### [Work to be completed]
Reproduce the records below exactly, leaving out any pictures.
....
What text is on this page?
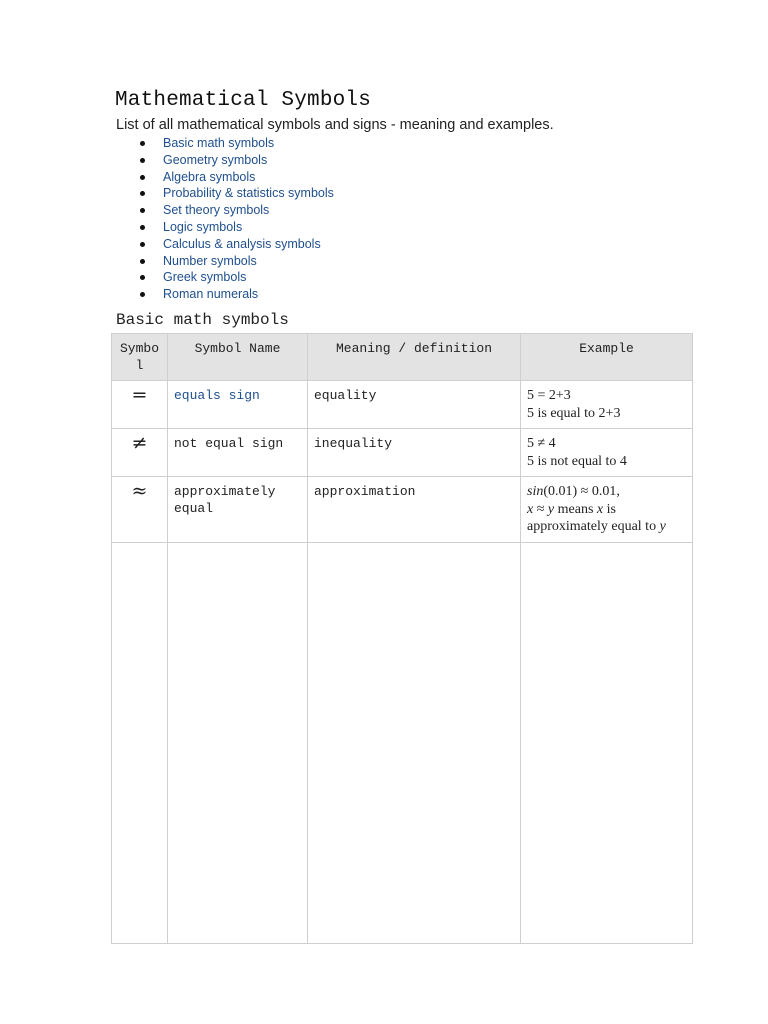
Mathematical Symbols
List of all mathematical symbols and signs - meaning and examples.
Basic math symbols
Geometry symbols
Algebra symbols
Probability & statistics symbols
Set theory symbols
Logic symbols
Calculus & analysis symbols
Number symbols
Greek symbols
Roman numerals
Basic math symbols
Symbo l	Symbol Name	Meaning / definition	Example
=	equals sign	equality	5 = 2+3
5 is equal to 2+3

≠	not equal sign	inequality	5 ≠ 4
5 is not equal to 4

≈	approximately equal	approximation	sin(0.01) ≈ 0.01,
x ≈ y means x is
approximately equal to y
....
### [The response]
What text is on this page?
Mathematical Symbols
List of all mathematical symbols and signs - meaning and examples.
Basic math symbols
Geometry symbols
Algebra symbols
Probability & statistics symbols
Set theory symbols
Logic symbols
Calculus & analysis symbols
Number symbols
Greek symbols
Roman numerals
Basic math symbols
Symbo l	Symbol Name	Meaning / definition	Example
=	equals sign	equality	5 = 2+3
5 is equal to 2+3

≠	not equal sign	inequality	5 ≠ 4
5 is not equal to 4

≈	approximately equal	approximation	sin(0.01) ≈ 0.01,
x ≈ y means x is
approximately equal to y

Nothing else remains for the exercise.